§ **INSTRUCTION**: Update these lines so that every "Help Center" becomes "Support Center". Keep everything else the same.
>> start TASK INPUTS
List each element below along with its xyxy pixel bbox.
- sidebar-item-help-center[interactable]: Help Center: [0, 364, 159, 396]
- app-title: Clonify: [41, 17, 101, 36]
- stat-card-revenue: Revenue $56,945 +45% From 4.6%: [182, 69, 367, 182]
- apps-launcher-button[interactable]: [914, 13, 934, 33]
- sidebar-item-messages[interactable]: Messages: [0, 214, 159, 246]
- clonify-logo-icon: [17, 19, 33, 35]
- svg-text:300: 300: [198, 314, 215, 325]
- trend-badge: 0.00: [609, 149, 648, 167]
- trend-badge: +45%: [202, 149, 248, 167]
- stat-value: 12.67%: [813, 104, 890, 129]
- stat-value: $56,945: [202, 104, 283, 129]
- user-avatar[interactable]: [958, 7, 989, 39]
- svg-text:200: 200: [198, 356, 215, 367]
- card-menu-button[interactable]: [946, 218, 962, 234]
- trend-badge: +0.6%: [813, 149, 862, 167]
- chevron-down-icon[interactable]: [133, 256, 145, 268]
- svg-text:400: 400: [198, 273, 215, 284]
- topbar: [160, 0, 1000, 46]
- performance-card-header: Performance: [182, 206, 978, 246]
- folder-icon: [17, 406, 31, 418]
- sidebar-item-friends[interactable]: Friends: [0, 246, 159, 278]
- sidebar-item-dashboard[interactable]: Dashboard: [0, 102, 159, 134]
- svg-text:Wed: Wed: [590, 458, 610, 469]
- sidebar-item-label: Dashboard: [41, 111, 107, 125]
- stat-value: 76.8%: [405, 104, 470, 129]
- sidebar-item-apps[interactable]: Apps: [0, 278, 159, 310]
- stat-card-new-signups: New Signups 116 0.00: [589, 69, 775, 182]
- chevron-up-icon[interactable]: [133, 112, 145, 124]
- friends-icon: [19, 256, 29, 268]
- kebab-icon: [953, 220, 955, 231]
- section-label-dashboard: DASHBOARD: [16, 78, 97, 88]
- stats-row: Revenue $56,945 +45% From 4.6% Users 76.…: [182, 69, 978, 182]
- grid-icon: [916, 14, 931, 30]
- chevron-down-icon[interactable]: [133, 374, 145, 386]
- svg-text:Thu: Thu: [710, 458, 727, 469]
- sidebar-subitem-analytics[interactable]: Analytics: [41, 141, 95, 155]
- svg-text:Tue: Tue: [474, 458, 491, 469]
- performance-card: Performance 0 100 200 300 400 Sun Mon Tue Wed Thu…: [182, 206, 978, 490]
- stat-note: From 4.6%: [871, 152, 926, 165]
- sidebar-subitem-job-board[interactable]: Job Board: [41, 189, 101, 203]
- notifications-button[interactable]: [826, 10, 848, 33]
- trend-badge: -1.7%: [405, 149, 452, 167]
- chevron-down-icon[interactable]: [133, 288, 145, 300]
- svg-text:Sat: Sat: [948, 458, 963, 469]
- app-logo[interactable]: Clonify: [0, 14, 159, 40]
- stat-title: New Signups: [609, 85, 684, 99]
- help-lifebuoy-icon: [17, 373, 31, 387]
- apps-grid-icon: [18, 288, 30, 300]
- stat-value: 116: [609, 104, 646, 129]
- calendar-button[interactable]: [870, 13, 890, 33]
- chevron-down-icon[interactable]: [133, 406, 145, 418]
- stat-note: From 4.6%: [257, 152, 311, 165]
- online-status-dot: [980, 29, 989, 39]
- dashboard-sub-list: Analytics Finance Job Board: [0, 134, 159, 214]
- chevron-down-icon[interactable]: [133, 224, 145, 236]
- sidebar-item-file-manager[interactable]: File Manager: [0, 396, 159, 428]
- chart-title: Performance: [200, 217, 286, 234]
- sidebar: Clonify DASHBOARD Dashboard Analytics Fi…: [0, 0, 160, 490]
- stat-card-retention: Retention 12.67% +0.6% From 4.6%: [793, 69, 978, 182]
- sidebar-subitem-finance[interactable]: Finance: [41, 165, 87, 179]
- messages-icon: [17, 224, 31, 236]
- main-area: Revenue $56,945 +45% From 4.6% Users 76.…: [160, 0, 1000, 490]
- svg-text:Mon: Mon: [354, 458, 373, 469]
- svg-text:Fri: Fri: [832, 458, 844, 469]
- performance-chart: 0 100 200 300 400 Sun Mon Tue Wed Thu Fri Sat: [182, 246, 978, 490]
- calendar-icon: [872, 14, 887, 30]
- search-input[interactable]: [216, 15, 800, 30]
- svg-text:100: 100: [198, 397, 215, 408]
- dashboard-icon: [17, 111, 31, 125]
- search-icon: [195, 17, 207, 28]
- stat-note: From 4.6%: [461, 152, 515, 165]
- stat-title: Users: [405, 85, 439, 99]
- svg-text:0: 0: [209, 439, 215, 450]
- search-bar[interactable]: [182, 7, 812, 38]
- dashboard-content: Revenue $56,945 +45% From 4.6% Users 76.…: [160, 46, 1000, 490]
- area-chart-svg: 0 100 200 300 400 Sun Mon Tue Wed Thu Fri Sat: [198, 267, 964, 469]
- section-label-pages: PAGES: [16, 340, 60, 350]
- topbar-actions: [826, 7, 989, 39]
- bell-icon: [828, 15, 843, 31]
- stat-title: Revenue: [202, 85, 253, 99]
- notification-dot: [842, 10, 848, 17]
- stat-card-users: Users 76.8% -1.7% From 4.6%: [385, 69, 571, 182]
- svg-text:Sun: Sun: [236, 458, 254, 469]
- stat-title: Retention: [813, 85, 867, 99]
>> end TASK INPUTS
§ **THE ANSWER**:
List each element below along with its xyxy pixel bbox.
- sidebar-item-help-center[interactable]: Support Center: [0, 364, 159, 396]
- app-title: Clonify: [41, 17, 101, 36]
- stat-card-revenue: Revenue $56,945 +45% From 4.6%: [182, 69, 367, 182]
- apps-launcher-button[interactable]: [914, 13, 934, 33]
- sidebar-item-messages[interactable]: Messages: [0, 214, 159, 246]
- clonify-logo-icon: [17, 19, 33, 35]
- svg-text:300: 300: [198, 314, 215, 325]
- trend-badge: 0.00: [609, 149, 648, 167]
- trend-badge: +45%: [202, 149, 248, 167]
- stat-value: 12.67%: [813, 104, 890, 129]
- stat-value: $56,945: [202, 104, 283, 129]
- user-avatar[interactable]: [958, 7, 989, 39]
- svg-text:200: 200: [198, 356, 215, 367]
- card-menu-button[interactable]: [946, 218, 962, 234]
- trend-badge: +0.6%: [813, 149, 862, 167]
- chevron-down-icon[interactable]: [133, 256, 145, 268]
- svg-text:400: 400: [198, 273, 215, 284]
- topbar: [160, 0, 1000, 46]
- performance-card-header: Performance: [182, 206, 978, 246]
- folder-icon: [17, 406, 31, 418]
- sidebar-item-friends[interactable]: Friends: [0, 246, 159, 278]
- sidebar-item-dashboard[interactable]: Dashboard: [0, 102, 159, 134]
- svg-text:Wed: Wed: [590, 458, 610, 469]
- sidebar-item-label: Dashboard: [41, 111, 107, 125]
- stat-value: 76.8%: [405, 104, 470, 129]
- sidebar-item-apps[interactable]: Apps: [0, 278, 159, 310]
- stat-card-new-signups: New Signups 116 0.00: [589, 69, 775, 182]
- chevron-up-icon[interactable]: [133, 112, 145, 124]
- friends-icon: [19, 256, 29, 268]
- kebab-icon: [953, 220, 955, 231]
- section-label-dashboard: DASHBOARD: [16, 78, 97, 88]
- stats-row: Revenue $56,945 +45% From 4.6% Users 76.…: [182, 69, 978, 182]
- grid-icon: [916, 14, 931, 30]
- chevron-down-icon[interactable]: [133, 374, 145, 386]
- svg-text:Thu: Thu: [710, 458, 727, 469]
- sidebar-subitem-analytics[interactable]: Analytics: [41, 141, 95, 155]
- svg-text:Tue: Tue: [474, 458, 491, 469]
- performance-card: Performance 0 100 200 300 400 Sun Mon Tue Wed Thu…: [182, 206, 978, 490]
- stat-note: From 4.6%: [871, 152, 926, 165]
- sidebar-subitem-job-board[interactable]: Job Board: [41, 189, 101, 203]
- notifications-button[interactable]: [826, 10, 848, 33]
- trend-badge: -1.7%: [405, 149, 452, 167]
- chevron-down-icon[interactable]: [133, 288, 145, 300]
- svg-text:Sat: Sat: [948, 458, 963, 469]
- app-logo[interactable]: Clonify: [0, 14, 159, 40]
- stat-title: New Signups: [609, 85, 684, 99]
- help-lifebuoy-icon: [17, 373, 31, 387]
- apps-grid-icon: [18, 288, 30, 300]
- stat-value: 116: [609, 104, 646, 129]
- calendar-button[interactable]: [870, 13, 890, 33]
- chevron-down-icon[interactable]: [133, 406, 145, 418]
- stat-note: From 4.6%: [257, 152, 311, 165]
- online-status-dot: [980, 29, 989, 39]
- dashboard-sub-list: Analytics Finance Job Board: [0, 134, 159, 214]
- chevron-down-icon[interactable]: [133, 224, 145, 236]
- sidebar-item-file-manager[interactable]: File Manager: [0, 396, 159, 428]
- chart-title: Performance: [200, 217, 286, 234]
- sidebar: Clonify DASHBOARD Dashboard Analytics Fi…: [0, 0, 160, 490]
- stat-card-retention: Retention 12.67% +0.6% From 4.6%: [793, 69, 978, 182]
- sidebar-subitem-finance[interactable]: Finance: [41, 165, 87, 179]
- messages-icon: [17, 224, 31, 236]
- main-area: Revenue $56,945 +45% From 4.6% Users 76.…: [160, 0, 1000, 490]
- svg-text:Mon: Mon: [354, 458, 373, 469]
- svg-text:Fri: Fri: [832, 458, 844, 469]
- performance-chart: 0 100 200 300 400 Sun Mon Tue Wed Thu Fri Sat: [182, 246, 978, 490]
- calendar-icon: [872, 14, 887, 30]
- search-input[interactable]: [216, 15, 800, 30]
- svg-text:100: 100: [198, 397, 215, 408]
- dashboard-icon: [17, 111, 31, 125]
- search-icon: [195, 17, 207, 28]
- stat-note: From 4.6%: [461, 152, 515, 165]
- stat-title: Users: [405, 85, 439, 99]
- svg-text:0: 0: [209, 439, 215, 450]
- search-bar[interactable]: [182, 7, 812, 38]
- dashboard-content: Revenue $56,945 +45% From 4.6% Users 76.…: [160, 46, 1000, 490]
- area-chart-svg: 0 100 200 300 400 Sun Mon Tue Wed Thu Fri Sat: [198, 267, 964, 469]
- section-label-pages: PAGES: [16, 340, 60, 350]
- topbar-actions: [826, 7, 989, 39]
- bell-icon: [828, 15, 843, 31]
- stat-title: Revenue: [202, 85, 253, 99]
- notification-dot: [842, 10, 848, 17]
- stat-card-users: Users 76.8% -1.7% From 4.6%: [385, 69, 571, 182]
- svg-text:Sun: Sun: [236, 458, 254, 469]
- stat-title: Retention: [813, 85, 867, 99]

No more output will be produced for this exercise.